● Stated problem: Rewrite the items from the start through the line containing "meal-item: Vegetable Fried Rice: 3" as a Markdown table with a Row column for the row number and a Line column for the line, leaving out any blank lines.

(begin)

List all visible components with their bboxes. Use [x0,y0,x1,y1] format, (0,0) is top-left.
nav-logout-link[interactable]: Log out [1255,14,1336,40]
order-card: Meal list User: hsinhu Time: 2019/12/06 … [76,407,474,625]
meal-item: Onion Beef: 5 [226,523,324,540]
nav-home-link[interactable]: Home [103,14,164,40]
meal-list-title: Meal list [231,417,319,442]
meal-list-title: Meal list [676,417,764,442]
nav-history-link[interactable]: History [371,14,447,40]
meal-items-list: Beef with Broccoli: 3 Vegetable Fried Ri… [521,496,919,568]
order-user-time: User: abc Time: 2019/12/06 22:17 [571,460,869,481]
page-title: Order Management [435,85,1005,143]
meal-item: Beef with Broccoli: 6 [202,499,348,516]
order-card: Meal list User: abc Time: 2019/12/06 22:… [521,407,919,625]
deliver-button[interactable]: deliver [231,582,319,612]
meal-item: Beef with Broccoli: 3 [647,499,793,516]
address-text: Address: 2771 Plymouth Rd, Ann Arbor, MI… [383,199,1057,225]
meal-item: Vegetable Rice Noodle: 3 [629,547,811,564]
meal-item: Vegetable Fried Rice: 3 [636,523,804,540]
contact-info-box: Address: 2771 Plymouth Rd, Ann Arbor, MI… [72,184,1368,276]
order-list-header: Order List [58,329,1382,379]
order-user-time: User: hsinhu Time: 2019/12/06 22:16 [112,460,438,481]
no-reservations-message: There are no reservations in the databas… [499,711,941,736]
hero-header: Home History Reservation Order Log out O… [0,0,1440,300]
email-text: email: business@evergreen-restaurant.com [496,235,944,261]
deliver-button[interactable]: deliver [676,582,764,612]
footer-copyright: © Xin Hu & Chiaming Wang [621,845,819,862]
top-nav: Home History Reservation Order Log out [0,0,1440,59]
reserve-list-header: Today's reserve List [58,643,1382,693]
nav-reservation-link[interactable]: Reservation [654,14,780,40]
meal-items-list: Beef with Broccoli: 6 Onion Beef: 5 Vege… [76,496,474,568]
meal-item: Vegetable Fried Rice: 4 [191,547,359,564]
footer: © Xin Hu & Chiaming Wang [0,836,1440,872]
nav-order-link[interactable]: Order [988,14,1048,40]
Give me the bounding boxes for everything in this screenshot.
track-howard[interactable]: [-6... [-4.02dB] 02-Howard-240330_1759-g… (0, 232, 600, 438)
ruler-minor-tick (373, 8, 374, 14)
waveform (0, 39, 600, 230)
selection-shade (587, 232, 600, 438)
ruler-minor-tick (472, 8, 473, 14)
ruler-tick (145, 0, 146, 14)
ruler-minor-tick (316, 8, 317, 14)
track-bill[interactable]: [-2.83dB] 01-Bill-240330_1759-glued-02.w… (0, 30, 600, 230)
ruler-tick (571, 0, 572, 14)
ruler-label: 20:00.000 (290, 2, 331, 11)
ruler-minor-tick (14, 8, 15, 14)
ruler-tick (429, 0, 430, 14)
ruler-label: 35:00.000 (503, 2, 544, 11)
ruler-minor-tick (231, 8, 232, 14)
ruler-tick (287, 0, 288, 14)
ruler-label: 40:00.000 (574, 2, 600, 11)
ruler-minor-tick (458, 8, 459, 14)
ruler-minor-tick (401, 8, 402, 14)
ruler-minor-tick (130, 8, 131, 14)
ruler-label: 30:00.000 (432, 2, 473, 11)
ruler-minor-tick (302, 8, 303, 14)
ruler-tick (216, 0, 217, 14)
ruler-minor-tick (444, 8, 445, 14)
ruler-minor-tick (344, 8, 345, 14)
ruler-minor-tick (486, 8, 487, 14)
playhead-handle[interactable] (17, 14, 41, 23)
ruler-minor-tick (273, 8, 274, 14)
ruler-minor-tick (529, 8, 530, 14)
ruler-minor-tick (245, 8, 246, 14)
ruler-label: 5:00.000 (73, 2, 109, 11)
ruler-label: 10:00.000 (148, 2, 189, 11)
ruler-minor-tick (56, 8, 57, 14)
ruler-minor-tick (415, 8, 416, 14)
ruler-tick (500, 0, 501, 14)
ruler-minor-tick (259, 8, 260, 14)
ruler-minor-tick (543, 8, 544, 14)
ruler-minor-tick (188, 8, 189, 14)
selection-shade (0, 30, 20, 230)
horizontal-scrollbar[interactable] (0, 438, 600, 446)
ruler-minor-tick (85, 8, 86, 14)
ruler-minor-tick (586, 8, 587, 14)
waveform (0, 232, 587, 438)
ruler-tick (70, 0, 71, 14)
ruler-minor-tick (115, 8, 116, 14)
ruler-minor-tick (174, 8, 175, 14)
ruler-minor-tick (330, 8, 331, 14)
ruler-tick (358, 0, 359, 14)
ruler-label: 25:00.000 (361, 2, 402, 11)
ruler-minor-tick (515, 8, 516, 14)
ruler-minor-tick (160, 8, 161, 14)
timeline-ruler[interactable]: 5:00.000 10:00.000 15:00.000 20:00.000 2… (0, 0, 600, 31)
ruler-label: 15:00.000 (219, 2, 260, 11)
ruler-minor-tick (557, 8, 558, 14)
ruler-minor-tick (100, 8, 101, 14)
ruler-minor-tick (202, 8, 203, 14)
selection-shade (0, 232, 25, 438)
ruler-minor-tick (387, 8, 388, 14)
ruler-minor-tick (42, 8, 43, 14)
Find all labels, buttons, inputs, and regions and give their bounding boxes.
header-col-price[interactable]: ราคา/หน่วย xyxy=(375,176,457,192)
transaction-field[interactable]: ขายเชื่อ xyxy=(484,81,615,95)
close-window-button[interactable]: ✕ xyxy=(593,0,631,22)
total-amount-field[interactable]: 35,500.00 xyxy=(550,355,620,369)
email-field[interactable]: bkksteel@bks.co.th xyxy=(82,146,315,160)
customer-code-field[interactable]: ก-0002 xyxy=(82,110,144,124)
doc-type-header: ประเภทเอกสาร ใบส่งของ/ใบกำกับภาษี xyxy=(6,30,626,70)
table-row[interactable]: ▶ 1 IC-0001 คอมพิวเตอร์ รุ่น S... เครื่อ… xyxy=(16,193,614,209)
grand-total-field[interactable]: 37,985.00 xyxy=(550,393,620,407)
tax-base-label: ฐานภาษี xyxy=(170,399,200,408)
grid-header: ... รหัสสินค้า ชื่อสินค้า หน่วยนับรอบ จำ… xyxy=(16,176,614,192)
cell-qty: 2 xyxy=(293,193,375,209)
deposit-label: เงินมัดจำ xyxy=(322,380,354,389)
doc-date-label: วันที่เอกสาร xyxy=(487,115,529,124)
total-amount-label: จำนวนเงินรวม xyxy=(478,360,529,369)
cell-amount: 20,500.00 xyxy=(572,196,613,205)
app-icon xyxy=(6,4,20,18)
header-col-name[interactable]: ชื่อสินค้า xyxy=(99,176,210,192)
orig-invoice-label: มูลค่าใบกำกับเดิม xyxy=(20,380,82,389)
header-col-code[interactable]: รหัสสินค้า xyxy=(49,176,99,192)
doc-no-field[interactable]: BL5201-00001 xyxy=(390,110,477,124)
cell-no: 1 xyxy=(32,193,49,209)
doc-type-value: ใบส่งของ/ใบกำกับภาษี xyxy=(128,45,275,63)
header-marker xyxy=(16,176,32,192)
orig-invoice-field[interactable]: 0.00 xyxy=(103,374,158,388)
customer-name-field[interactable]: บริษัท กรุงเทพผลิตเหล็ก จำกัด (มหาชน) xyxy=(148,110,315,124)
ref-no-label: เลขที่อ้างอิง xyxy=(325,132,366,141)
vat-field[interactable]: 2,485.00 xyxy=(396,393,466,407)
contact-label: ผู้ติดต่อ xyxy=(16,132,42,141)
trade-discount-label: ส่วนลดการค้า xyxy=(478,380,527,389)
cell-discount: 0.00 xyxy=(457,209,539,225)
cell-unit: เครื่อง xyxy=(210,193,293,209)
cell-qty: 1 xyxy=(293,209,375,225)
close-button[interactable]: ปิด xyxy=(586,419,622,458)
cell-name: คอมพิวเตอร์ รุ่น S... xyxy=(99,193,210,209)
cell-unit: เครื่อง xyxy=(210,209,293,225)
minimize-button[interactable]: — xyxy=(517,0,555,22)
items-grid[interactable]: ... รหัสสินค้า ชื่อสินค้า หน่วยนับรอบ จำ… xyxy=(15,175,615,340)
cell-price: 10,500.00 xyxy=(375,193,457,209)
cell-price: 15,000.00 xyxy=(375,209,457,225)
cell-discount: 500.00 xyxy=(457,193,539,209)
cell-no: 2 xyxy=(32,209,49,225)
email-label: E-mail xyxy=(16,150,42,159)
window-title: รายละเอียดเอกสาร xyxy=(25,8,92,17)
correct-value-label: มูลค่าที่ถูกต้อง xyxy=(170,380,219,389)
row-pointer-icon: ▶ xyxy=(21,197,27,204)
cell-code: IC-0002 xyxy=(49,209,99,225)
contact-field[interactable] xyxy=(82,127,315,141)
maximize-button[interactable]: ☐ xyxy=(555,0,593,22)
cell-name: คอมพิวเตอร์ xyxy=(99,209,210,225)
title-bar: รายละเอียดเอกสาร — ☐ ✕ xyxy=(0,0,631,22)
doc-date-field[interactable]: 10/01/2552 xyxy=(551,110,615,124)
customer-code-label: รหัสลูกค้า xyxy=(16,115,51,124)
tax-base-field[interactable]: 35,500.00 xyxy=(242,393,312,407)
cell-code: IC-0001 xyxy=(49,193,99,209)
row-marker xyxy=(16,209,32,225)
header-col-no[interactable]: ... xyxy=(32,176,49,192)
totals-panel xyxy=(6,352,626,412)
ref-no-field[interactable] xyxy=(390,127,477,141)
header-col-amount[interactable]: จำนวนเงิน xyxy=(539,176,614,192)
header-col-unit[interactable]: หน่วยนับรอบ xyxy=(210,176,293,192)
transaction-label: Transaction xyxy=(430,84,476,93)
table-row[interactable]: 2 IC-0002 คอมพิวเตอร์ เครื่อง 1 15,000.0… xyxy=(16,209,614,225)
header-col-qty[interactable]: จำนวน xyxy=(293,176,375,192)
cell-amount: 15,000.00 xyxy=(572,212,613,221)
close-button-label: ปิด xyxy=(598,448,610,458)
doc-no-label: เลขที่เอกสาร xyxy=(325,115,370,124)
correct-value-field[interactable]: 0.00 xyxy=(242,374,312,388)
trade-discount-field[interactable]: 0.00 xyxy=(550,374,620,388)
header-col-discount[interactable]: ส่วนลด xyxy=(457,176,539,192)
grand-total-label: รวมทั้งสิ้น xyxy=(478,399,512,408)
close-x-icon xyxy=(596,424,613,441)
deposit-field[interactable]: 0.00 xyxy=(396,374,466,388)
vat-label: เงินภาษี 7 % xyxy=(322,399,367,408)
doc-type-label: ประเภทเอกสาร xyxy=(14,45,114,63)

(end)

● Response to this exercise:
| Row | Line |
|---|---|
| 1 | List all visible components with their bboxes. Use [x0,y0,x1,y1] format, (0,0) is top-left. |
| 2 | nav-logout-link[interactable]: Log out [1255,14,1336,40] |
| 3 | order-card: Meal list User: hsinhu Time: 2019/12/06 … [76,407,474,625] |
| 4 | meal-item: Onion Beef: 5 [226,523,324,540] |
| 5 | nav-home-link[interactable]: Home [103,14,164,40] |
| 6 | meal-list-title: Meal list [231,417,319,442] |
| 7 | meal-list-title: Meal list [676,417,764,442] |
| 8 | nav-history-link[interactable]: History [371,14,447,40] |
| 9 | meal-items-list: Beef with Broccoli: 3 Vegetable Fried Ri… [521,496,919,568] |
| 10 | order-user-time: User: abc Time: 2019/12/06 22:17 [571,460,869,481] |
| 11 | page-title: Order Management [435,85,1005,143] |
| 12 | meal-item: Beef with Broccoli: 6 [202,499,348,516] |
| 13 | order-card: Meal list User: abc Time: 2019/12/06 22:… [521,407,919,625] |
| 14 | deliver-button[interactable]: deliver [231,582,319,612] |
| 15 | meal-item: Beef with Broccoli: 3 [647,499,793,516] |
| 16 | address-text: Address: 2771 Plymouth Rd, Ann Arbor, MI… [383,199,1057,225] |
| 17 | meal-item: Vegetable Rice Noodle: 3 [629,547,811,564] |
| 18 | meal-item: Vegetable Fried Rice: 3 [636,523,804,540] |